AIM —
Reproduce the lines below from the one that contains "Transcribe the text in this document." through the end, inclusive, and add nothing.

Dataset records —
· · · · · · ·
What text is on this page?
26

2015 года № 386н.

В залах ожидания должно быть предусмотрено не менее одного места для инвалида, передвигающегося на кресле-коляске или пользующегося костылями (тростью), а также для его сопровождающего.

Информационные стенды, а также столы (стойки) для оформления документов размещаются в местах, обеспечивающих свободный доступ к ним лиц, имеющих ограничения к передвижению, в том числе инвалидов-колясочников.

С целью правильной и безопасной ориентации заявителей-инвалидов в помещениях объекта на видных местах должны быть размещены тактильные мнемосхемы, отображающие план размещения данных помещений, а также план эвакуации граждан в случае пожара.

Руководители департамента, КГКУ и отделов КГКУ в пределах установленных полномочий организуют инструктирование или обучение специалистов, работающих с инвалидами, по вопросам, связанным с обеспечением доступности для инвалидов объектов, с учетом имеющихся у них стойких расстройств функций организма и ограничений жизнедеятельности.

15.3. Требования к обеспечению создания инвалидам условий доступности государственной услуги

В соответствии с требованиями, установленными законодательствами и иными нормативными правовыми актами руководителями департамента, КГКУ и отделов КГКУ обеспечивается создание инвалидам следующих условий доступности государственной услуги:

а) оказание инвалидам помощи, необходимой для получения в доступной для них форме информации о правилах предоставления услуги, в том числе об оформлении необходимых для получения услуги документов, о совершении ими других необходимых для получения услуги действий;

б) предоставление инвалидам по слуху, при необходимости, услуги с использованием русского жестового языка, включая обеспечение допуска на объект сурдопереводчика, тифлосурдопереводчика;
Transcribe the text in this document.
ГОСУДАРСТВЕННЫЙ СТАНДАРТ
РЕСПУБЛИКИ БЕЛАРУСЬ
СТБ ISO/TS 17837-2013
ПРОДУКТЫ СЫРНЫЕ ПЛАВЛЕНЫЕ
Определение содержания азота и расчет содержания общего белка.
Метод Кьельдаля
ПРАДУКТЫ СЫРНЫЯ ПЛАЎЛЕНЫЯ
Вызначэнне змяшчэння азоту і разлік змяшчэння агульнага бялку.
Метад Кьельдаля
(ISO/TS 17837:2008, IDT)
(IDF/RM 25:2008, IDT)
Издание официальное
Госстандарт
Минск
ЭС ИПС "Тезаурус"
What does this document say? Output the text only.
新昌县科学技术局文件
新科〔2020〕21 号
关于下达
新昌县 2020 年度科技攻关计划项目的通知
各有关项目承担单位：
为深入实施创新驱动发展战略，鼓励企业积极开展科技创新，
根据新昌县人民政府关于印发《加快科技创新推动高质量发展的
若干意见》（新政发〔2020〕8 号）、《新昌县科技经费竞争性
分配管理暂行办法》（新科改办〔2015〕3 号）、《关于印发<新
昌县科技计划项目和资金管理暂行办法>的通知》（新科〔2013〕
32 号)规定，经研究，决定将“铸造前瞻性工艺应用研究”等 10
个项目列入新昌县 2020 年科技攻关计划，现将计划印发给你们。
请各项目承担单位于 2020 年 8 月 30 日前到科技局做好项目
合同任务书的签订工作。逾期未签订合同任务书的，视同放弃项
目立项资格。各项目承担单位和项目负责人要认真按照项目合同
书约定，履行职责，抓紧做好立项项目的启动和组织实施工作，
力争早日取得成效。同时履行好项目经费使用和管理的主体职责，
· · · · · · ·
TASK RESPONSE —
Transcribe the text in this document.
ГОСУДАРСТВЕННЫЙ СТАНДАРТ
РЕСПУБЛИКИ БЕЛАРУСЬ
СТБ ISO/TS 17837-2013
ПРОДУКТЫ СЫРНЫЕ ПЛАВЛЕНЫЕ
Определение содержания азота и расчет содержания общего белка.
Метод Кьельдаля
ПРАДУКТЫ СЫРНЫЯ ПЛАЎЛЕНЫЯ
Вызначэнне змяшчэння азоту і разлік змяшчэння агульнага бялку.
Метад Кьельдаля
(ISO/TS 17837:2008, IDT)
(IDF/RM 25:2008, IDT)
Издание официальное
Госстандарт
Минск
ЭС ИПС "Тезаурус"
What does this document say? Output the text only.
新昌县科学技术局文件
新科〔2020〕21 号
关于下达
新昌县 2020 年度科技攻关计划项目的通知
各有关项目承担单位：
为深入实施创新驱动发展战略，鼓励企业积极开展科技创新，
根据新昌县人民政府关于印发《加快科技创新推动高质量发展的
若干意见》（新政发〔2020〕8 号）、《新昌县科技经费竞争性
分配管理暂行办法》（新科改办〔2015〕3 号）、《关于印发<新
昌县科技计划项目和资金管理暂行办法>的通知》（新科〔2013〕
32 号)规定，经研究，决定将“铸造前瞻性工艺应用研究”等 10
个项目列入新昌县 2020 年科技攻关计划，现将计划印发给你们。
请各项目承担单位于 2020 年 8 月 30 日前到科技局做好项目
合同任务书的签订工作。逾期未签订合同任务书的，视同放弃项
目立项资格。各项目承担单位和项目负责人要认真按照项目合同
书约定，履行职责，抓紧做好立项项目的启动和组织实施工作，
力争早日取得成效。同时履行好项目经费使用和管理的主体职责，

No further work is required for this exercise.